YOUR TASK: Reading the listing below, count the lines that contain the word "wifi" and give that count alone.

SUPPLIED RECORDS:
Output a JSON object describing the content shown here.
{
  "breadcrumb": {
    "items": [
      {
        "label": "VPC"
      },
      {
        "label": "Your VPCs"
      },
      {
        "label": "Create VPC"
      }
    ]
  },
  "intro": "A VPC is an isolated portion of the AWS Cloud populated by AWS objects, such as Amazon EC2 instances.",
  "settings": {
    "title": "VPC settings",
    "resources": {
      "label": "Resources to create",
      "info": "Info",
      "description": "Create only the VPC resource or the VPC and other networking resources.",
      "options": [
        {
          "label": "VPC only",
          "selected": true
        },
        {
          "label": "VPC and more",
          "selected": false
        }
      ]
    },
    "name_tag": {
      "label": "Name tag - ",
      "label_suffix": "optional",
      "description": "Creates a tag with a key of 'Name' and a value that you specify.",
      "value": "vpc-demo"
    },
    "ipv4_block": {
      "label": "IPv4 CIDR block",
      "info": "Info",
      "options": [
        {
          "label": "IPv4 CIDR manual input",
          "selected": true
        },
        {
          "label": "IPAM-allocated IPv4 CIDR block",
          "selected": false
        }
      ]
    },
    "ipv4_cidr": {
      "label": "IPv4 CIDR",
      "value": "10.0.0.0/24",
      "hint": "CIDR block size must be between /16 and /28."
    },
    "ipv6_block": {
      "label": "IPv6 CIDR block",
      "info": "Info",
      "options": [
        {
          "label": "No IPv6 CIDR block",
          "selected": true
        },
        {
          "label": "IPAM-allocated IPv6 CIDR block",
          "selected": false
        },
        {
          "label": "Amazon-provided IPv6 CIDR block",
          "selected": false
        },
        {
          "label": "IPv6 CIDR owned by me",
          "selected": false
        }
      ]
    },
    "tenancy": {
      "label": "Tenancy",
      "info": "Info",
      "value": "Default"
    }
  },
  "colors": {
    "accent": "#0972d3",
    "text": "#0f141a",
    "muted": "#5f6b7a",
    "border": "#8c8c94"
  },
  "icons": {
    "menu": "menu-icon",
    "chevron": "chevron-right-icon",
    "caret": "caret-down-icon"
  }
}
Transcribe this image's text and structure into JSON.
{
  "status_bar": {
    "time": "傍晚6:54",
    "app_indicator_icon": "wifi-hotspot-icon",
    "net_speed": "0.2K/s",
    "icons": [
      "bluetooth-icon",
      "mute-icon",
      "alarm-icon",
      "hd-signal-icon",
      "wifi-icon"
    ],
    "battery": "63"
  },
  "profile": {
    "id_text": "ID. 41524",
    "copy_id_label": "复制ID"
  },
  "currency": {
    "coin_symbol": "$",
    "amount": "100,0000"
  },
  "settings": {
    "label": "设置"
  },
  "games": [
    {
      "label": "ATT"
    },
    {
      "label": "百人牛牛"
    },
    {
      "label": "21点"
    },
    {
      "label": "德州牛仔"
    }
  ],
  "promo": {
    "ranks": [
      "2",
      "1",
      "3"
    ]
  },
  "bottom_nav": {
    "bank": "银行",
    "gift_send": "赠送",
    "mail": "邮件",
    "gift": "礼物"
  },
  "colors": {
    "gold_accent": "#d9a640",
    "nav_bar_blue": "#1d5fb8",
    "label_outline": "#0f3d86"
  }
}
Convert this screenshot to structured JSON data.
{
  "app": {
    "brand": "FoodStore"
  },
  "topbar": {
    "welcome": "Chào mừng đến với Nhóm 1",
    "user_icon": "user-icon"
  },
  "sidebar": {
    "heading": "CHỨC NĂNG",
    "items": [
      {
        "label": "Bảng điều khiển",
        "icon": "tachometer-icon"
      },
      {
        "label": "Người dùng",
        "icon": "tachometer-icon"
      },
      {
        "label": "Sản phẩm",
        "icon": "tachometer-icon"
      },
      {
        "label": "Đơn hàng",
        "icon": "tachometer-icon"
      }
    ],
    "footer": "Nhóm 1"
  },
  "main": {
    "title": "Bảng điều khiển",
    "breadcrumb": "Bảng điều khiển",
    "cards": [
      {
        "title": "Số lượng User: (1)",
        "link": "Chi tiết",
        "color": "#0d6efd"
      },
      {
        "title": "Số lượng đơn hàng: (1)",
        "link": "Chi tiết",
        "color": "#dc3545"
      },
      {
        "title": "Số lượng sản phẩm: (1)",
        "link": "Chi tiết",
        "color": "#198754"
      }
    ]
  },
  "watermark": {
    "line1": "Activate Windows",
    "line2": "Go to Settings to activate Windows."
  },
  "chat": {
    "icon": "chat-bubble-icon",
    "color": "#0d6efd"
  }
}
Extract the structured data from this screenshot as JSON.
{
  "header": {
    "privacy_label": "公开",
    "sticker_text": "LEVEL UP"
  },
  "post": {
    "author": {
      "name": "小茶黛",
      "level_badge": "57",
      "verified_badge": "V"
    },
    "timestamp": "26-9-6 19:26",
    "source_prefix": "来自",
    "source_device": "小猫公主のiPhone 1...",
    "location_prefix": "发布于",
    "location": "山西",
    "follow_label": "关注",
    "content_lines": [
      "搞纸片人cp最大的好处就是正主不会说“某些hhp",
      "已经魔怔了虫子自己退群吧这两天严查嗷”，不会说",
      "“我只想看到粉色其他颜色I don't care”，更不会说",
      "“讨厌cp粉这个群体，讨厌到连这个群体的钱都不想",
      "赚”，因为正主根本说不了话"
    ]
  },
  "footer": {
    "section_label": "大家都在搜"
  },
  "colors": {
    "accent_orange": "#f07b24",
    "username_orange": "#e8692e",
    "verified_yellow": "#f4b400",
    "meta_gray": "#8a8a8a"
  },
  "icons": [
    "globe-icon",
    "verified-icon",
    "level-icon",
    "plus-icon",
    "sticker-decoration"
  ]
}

ANSWER: 2